#### Recorded data:
-------------------------

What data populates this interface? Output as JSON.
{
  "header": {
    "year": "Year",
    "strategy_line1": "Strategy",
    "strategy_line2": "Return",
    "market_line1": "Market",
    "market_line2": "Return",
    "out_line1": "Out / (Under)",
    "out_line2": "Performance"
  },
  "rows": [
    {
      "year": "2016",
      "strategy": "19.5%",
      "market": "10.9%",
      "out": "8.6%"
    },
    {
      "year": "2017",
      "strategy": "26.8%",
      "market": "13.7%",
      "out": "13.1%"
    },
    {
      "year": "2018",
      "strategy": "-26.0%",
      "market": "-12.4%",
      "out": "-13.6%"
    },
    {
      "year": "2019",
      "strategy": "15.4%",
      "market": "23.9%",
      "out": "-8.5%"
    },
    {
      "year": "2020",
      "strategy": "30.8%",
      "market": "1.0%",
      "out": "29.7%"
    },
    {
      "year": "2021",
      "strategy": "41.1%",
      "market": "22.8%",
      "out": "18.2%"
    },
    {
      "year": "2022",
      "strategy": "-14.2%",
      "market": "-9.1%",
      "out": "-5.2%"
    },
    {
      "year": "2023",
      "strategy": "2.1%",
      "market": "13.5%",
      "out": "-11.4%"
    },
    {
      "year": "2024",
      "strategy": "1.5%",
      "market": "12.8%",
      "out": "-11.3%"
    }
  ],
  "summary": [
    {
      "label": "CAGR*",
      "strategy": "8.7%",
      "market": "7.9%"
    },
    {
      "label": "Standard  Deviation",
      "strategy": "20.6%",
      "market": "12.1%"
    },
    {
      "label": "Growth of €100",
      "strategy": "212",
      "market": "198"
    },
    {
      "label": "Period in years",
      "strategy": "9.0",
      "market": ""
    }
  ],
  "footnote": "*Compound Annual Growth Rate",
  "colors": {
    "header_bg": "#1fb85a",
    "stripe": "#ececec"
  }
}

-------------------------

#### What you have to do:
The records above should be restated word for word, please.

#### Output of the exercise:
What data populates this interface? Output as JSON.
{
  "header": {
    "year": "Year",
    "strategy_line1": "Strategy",
    "strategy_line2": "Return",
    "market_line1": "Market",
    "market_line2": "Return",
    "out_line1": "Out / (Under)",
    "out_line2": "Performance"
  },
  "rows": [
    {
      "year": "2016",
      "strategy": "19.5%",
      "market": "10.9%",
      "out": "8.6%"
    },
    {
      "year": "2017",
      "strategy": "26.8%",
      "market": "13.7%",
      "out": "13.1%"
    },
    {
      "year": "2018",
      "strategy": "-26.0%",
      "market": "-12.4%",
      "out": "-13.6%"
    },
    {
      "year": "2019",
      "strategy": "15.4%",
      "market": "23.9%",
      "out": "-8.5%"
    },
    {
      "year": "2020",
      "strategy": "30.8%",
      "market": "1.0%",
      "out": "29.7%"
    },
    {
      "year": "2021",
      "strategy": "41.1%",
      "market": "22.8%",
      "out": "18.2%"
    },
    {
      "year": "2022",
      "strategy": "-14.2%",
      "market": "-9.1%",
      "out": "-5.2%"
    },
    {
      "year": "2023",
      "strategy": "2.1%",
      "market": "13.5%",
      "out": "-11.4%"
    },
    {
      "year": "2024",
      "strategy": "1.5%",
      "market": "12.8%",
      "out": "-11.3%"
    }
  ],
  "summary": [
    {
      "label": "CAGR*",
      "strategy": "8.7%",
      "market": "7.9%"
    },
    {
      "label": "Standard  Deviation",
      "strategy": "20.6%",
      "market": "12.1%"
    },
    {
      "label": "Growth of €100",
      "strategy": "212",
      "market": "198"
    },
    {
      "label": "Period in years",
      "strategy": "9.0",
      "market": ""
    }
  ],
  "footnote": "*Compound Annual Growth Rate",
  "colors": {
    "header_bg": "#1fb85a",
    "stripe": "#ececec"
  }
}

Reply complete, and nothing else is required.